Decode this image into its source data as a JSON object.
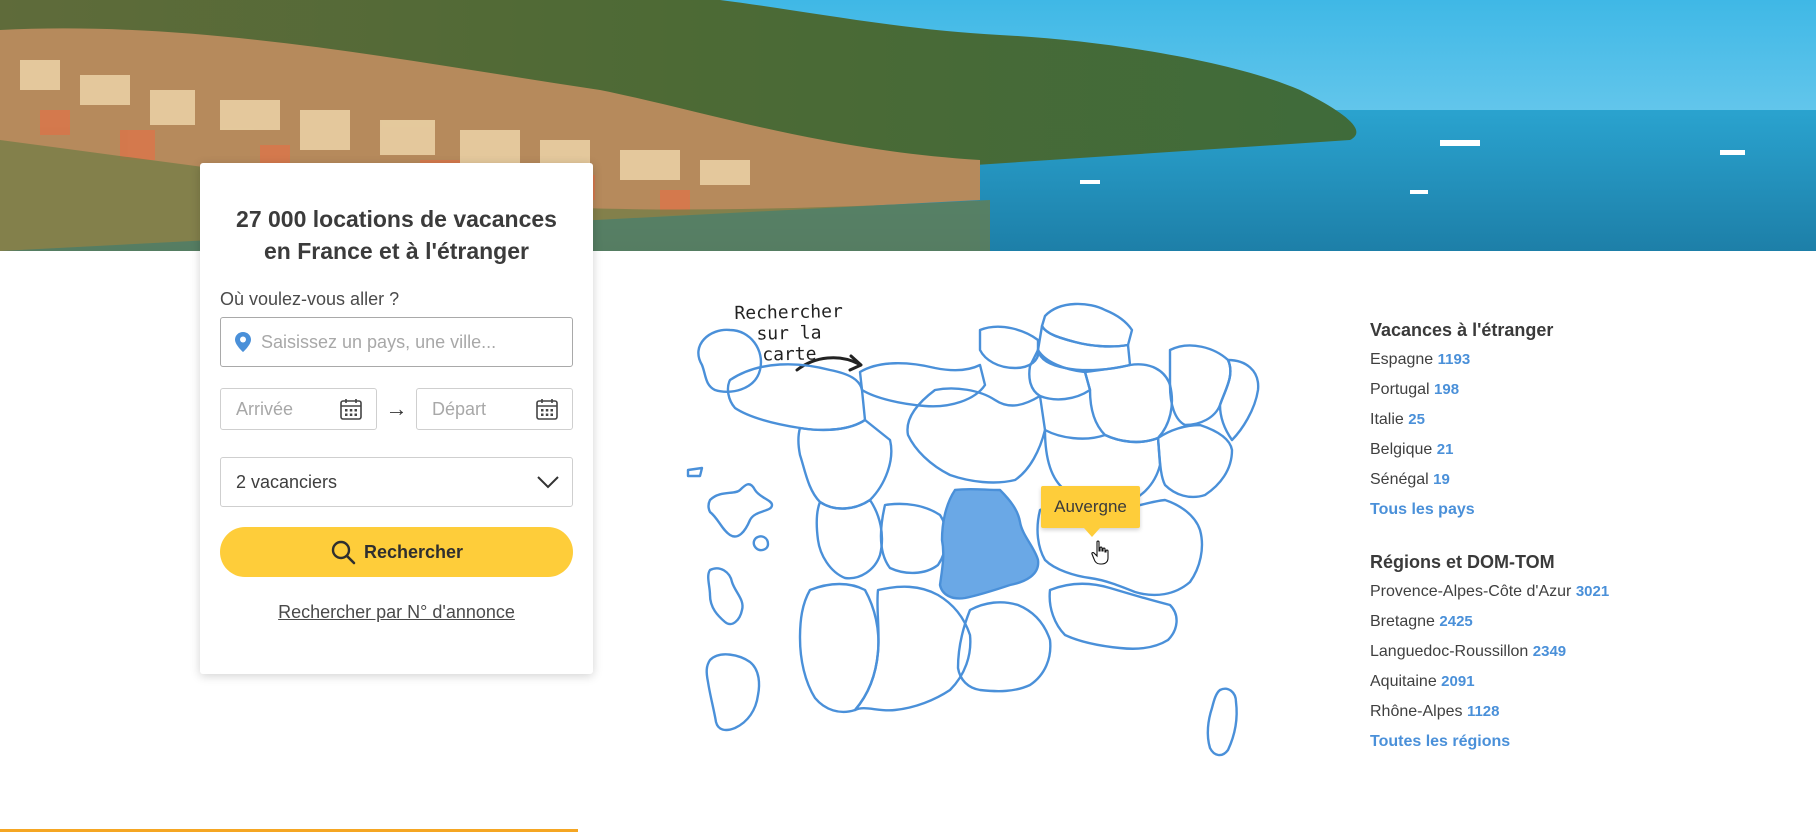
{
  "hero": {
    "image": "riviera-coast-photo"
  },
  "search_card": {
    "title": "27 000 locations de vacances en France et à l'étranger",
    "where_label": "Où voulez-vous aller ?",
    "where_placeholder": "Saisissez un pays, une ville...",
    "arrival_placeholder": "Arrivée",
    "departure_placeholder": "Départ",
    "guests_value": "2 vacanciers",
    "search_button": "Rechercher",
    "ref_link": "Rechercher par N° d'annonce",
    "accent_color": "#fecd3a"
  },
  "map": {
    "hint_line1": "Rechercher",
    "hint_line2": "sur la carte",
    "tooltip": "Auvergne",
    "region_stroke_color": "#4a90d9",
    "highlight_color": "#6aa8e6"
  },
  "abroad": {
    "title": "Vacances à l'étranger",
    "items": [
      {
        "name": "Espagne",
        "count": "1193"
      },
      {
        "name": "Portugal",
        "count": "198"
      },
      {
        "name": "Italie",
        "count": "25"
      },
      {
        "name": "Belgique",
        "count": "21"
      },
      {
        "name": "Sénégal",
        "count": "19"
      }
    ],
    "all_link": "Tous les pays"
  },
  "regions": {
    "title": "Régions et DOM-TOM",
    "items": [
      {
        "name": "Provence-Alpes-Côte d'Azur",
        "count": "3021"
      },
      {
        "name": "Bretagne",
        "count": "2425"
      },
      {
        "name": "Languedoc-Roussillon",
        "count": "2349"
      },
      {
        "name": "Aquitaine",
        "count": "2091"
      },
      {
        "name": "Rhône-Alpes",
        "count": "1128"
      }
    ],
    "all_link": "Toutes les régions"
  }
}
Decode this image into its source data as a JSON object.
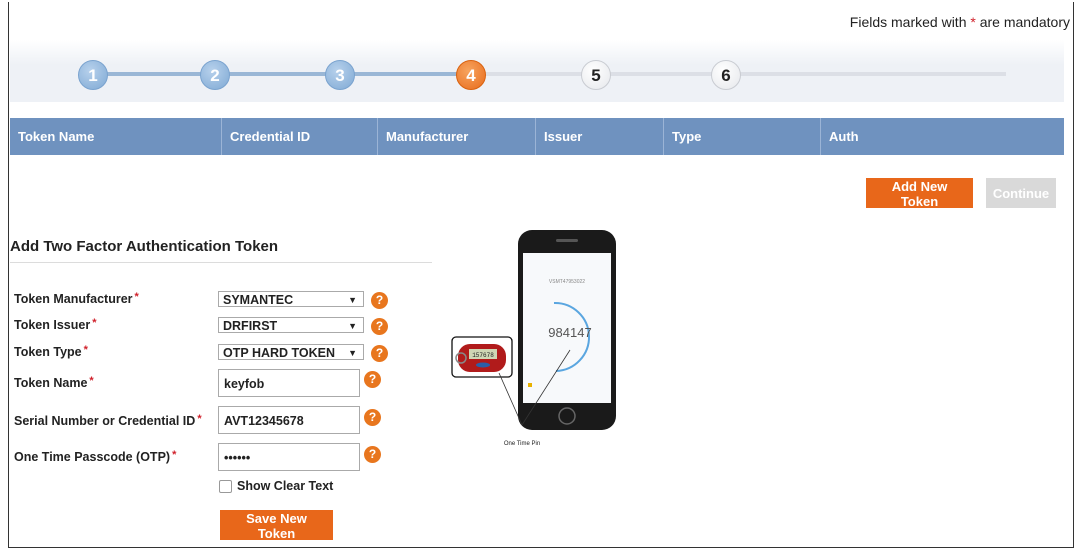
{
  "header": {
    "mandatory_prefix": "Fields marked with",
    "mandatory_star": "*",
    "mandatory_suffix": "are mandatory"
  },
  "wizard": {
    "current_step": 4,
    "steps": [
      {
        "label": "1",
        "state": "done"
      },
      {
        "label": "2",
        "state": "done"
      },
      {
        "label": "3",
        "state": "done"
      },
      {
        "label": "4",
        "state": "current"
      },
      {
        "label": "5",
        "state": "todo"
      },
      {
        "label": "6",
        "state": "todo"
      }
    ]
  },
  "token_grid": {
    "columns": [
      "Token Name",
      "Credential ID",
      "Manufacturer",
      "Issuer",
      "Type",
      "Auth"
    ],
    "rows": []
  },
  "actions": {
    "add_new_token": "Add New Token",
    "continue": "Continue"
  },
  "form": {
    "title": "Add Two Factor Authentication Token",
    "required_marker": "*",
    "token_manufacturer": {
      "label": "Token Manufacturer",
      "value": "SYMANTEC"
    },
    "token_issuer": {
      "label": "Token Issuer",
      "value": "DRFIRST"
    },
    "token_type": {
      "label": "Token Type",
      "value": "OTP HARD TOKEN"
    },
    "token_name": {
      "label": "Token Name",
      "value": "keyfob"
    },
    "serial_number": {
      "label": "Serial Number or Credential ID",
      "value": "AVT12345678"
    },
    "otp": {
      "label": "One Time Passcode (OTP)",
      "value": "••••••"
    },
    "show_clear_text": {
      "label": "Show Clear Text",
      "checked": false
    },
    "save_button": "Save New Token",
    "help_glyph": "?"
  },
  "illustration": {
    "phone_code": "984147",
    "credential_id_caption": "VSMT47953022",
    "keyfob_code": "157678",
    "pointer_caption": "One Time Pin"
  },
  "colors": {
    "accent_orange": "#e8671a",
    "grid_header": "#6f92bf",
    "required_red": "#d0202a"
  }
}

= = = =

▸ **Work to be completed**
Looking at the data above, how many lines hold the word "étranger"? Respond with the number alone.

▸ **Task answer**
2